» WHAT TO WORK ON
Transcribe each entry below exactly. Pictures do not go in the copy.

» RECORDS FOR THIS EXERCISE

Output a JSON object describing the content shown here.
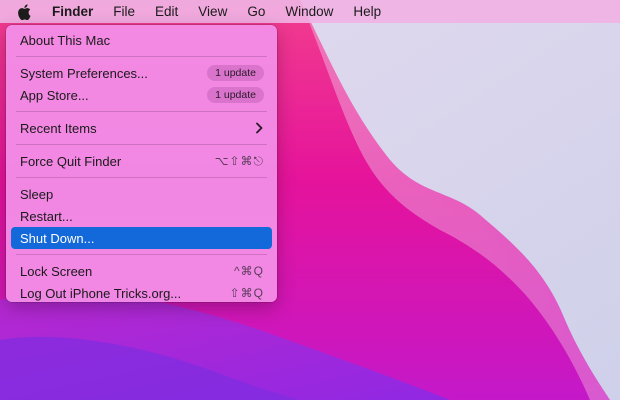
{
  "menubar": {
    "items": [
      {
        "label": "Finder"
      },
      {
        "label": "File"
      },
      {
        "label": "Edit"
      },
      {
        "label": "View"
      },
      {
        "label": "Go"
      },
      {
        "label": "Window"
      },
      {
        "label": "Help"
      }
    ]
  },
  "apple_menu": {
    "about": "About This Mac",
    "system_prefs": {
      "label": "System Preferences...",
      "badge": "1 update"
    },
    "app_store": {
      "label": "App Store...",
      "badge": "1 update"
    },
    "recent_items": "Recent Items",
    "force_quit": {
      "label": "Force Quit Finder",
      "shortcut": "⌥⇧⌘⎋"
    },
    "sleep": "Sleep",
    "restart": "Restart...",
    "shut_down": "Shut Down...",
    "lock_screen": {
      "label": "Lock Screen",
      "shortcut": "^⌘Q"
    },
    "log_out": {
      "label": "Log Out iPhone Tricks.org...",
      "shortcut": "⇧⌘Q"
    }
  },
  "colors": {
    "menubar_bg": "#f0b2e4",
    "menu_bg": "#f28ce6",
    "selection": "#1369d9",
    "wallpaper_magenta": "#e0158f",
    "wallpaper_lavender": "#d5d3ec"
  },
  "icons": {
    "apple": "apple-logo-icon",
    "submenu": "chevron-right-icon"
  }
}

» REPLY
Output a JSON object describing the content shown here.
{
  "menubar": {
    "items": [
      {
        "label": "Finder"
      },
      {
        "label": "File"
      },
      {
        "label": "Edit"
      },
      {
        "label": "View"
      },
      {
        "label": "Go"
      },
      {
        "label": "Window"
      },
      {
        "label": "Help"
      }
    ]
  },
  "apple_menu": {
    "about": "About This Mac",
    "system_prefs": {
      "label": "System Preferences...",
      "badge": "1 update"
    },
    "app_store": {
      "label": "App Store...",
      "badge": "1 update"
    },
    "recent_items": "Recent Items",
    "force_quit": {
      "label": "Force Quit Finder",
      "shortcut": "⌥⇧⌘⎋"
    },
    "sleep": "Sleep",
    "restart": "Restart...",
    "shut_down": "Shut Down...",
    "lock_screen": {
      "label": "Lock Screen",
      "shortcut": "^⌘Q"
    },
    "log_out": {
      "label": "Log Out iPhone Tricks.org...",
      "shortcut": "⇧⌘Q"
    }
  },
  "colors": {
    "menubar_bg": "#f0b2e4",
    "menu_bg": "#f28ce6",
    "selection": "#1369d9",
    "wallpaper_magenta": "#e0158f",
    "wallpaper_lavender": "#d5d3ec"
  },
  "icons": {
    "apple": "apple-logo-icon",
    "submenu": "chevron-right-icon"
  }
}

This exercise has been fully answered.